Assignment: For the data below, please report each line where the word "image" is found.

Recorded data:
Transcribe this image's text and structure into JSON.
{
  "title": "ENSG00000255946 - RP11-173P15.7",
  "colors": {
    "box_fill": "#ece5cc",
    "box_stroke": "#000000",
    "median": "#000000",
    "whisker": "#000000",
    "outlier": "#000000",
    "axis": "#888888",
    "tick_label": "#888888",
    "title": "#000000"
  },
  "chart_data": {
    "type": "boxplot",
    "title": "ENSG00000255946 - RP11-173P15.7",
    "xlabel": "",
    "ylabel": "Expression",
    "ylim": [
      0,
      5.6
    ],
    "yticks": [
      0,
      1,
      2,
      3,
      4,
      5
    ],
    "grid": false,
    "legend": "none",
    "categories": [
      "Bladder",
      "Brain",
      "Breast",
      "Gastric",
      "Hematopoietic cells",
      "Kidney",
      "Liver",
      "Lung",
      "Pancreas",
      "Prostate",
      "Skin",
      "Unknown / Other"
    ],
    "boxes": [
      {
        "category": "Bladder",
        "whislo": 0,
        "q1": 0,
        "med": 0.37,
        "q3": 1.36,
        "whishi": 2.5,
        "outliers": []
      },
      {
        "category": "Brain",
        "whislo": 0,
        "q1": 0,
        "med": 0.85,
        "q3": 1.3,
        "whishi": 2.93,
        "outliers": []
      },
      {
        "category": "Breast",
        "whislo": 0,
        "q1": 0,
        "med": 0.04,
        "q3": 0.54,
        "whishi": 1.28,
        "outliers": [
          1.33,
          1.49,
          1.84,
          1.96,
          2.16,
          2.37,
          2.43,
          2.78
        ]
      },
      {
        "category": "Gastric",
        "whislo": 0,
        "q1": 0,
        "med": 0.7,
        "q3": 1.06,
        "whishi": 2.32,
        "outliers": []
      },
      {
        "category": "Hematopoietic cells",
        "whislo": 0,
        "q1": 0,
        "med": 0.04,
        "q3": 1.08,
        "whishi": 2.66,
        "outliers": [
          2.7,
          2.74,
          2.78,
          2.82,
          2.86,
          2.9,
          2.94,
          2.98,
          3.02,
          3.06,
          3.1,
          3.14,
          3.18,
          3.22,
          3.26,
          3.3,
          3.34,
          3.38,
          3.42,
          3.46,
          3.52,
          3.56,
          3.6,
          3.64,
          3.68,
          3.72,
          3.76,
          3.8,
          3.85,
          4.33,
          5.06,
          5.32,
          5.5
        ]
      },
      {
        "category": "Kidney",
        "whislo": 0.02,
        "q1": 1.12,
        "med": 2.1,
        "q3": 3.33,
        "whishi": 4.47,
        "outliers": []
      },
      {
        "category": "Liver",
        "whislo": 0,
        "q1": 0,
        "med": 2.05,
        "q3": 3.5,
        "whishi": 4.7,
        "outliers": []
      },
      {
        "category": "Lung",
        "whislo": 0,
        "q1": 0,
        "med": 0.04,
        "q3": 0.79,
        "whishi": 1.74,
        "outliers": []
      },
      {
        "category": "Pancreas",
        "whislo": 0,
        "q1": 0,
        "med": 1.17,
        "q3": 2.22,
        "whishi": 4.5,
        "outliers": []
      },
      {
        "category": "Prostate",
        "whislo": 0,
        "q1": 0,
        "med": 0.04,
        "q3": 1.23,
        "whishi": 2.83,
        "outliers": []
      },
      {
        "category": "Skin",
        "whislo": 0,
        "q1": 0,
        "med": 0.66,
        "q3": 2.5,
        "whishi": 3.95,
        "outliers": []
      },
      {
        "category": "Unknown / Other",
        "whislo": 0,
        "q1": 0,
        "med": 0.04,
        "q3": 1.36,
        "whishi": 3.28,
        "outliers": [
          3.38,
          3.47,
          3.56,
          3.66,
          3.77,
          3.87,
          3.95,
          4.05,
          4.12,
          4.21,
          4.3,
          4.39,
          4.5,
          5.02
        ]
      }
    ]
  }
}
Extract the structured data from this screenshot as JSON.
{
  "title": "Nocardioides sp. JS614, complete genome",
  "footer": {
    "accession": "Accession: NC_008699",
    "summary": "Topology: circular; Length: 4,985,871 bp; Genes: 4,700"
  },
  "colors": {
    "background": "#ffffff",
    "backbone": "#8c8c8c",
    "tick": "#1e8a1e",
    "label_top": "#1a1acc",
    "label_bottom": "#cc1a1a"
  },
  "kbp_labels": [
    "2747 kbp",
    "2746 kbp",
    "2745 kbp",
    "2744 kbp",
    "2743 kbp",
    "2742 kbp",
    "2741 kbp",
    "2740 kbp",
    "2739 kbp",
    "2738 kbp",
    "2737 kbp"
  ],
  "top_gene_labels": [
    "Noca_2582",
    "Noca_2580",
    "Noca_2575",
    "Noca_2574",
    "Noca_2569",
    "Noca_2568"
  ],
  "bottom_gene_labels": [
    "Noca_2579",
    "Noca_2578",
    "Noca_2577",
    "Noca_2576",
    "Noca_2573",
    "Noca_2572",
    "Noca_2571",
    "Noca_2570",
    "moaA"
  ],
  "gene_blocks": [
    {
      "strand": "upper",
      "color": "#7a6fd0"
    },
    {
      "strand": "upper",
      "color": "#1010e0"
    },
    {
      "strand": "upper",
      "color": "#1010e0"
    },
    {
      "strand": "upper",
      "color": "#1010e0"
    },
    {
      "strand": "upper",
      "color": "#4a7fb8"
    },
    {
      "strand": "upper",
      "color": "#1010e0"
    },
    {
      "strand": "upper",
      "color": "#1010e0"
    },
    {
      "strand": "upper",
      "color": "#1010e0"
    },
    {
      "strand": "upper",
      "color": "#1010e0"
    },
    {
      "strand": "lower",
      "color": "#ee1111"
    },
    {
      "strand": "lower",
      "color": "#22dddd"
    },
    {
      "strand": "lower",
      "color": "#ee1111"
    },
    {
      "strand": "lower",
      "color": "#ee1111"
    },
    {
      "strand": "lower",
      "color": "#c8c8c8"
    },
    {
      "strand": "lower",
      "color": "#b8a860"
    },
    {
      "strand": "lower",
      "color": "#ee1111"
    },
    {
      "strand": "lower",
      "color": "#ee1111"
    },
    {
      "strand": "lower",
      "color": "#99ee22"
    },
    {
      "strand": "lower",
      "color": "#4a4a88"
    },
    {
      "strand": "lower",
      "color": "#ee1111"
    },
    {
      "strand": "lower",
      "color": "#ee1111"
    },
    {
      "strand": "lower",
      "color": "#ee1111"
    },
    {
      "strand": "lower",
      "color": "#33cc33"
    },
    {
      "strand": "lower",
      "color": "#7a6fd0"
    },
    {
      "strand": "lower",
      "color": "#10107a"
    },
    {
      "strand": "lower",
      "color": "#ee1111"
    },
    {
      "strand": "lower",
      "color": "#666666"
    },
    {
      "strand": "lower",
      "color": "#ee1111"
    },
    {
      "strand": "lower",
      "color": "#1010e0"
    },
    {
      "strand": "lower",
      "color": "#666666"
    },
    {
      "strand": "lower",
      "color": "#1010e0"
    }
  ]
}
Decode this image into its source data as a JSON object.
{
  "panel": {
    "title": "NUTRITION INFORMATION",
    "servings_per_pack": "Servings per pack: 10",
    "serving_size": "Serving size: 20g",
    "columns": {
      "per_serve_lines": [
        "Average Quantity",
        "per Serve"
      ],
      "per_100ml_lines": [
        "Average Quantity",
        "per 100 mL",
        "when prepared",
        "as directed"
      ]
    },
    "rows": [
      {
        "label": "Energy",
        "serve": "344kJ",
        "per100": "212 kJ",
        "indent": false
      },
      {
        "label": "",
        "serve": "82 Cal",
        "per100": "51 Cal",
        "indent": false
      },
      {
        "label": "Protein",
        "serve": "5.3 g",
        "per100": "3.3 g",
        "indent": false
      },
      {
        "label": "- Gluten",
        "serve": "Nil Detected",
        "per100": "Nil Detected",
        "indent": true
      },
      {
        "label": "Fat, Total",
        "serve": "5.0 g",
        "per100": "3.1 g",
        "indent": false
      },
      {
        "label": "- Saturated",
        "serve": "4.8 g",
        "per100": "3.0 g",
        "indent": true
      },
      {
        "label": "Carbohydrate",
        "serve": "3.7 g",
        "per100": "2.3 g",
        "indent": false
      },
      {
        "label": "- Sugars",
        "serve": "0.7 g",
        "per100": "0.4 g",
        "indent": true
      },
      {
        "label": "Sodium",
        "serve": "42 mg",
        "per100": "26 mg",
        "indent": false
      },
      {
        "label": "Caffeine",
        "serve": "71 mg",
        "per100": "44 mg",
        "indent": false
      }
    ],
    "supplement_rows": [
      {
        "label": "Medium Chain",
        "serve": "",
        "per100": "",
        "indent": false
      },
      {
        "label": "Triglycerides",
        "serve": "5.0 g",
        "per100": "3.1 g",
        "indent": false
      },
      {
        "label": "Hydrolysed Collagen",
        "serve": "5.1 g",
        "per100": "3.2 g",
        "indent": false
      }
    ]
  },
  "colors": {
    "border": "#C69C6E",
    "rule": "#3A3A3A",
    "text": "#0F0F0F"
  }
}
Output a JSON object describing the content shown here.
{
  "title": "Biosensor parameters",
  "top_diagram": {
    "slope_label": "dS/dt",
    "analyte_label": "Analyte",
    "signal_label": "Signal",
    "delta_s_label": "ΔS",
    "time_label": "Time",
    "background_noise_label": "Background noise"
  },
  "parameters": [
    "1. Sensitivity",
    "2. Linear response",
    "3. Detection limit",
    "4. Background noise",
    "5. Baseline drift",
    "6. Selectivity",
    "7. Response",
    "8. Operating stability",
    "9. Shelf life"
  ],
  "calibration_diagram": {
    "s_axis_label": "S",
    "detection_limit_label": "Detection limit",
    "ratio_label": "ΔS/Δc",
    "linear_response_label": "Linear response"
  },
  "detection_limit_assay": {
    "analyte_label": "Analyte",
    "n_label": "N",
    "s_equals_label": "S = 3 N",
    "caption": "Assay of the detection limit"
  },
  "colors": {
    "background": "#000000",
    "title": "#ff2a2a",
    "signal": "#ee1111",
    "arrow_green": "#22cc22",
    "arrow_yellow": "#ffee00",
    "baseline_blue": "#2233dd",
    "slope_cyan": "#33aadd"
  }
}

Answer space:
Transcribe this image's text and structure into JSON.
Decode this image into its source data as a JSON object.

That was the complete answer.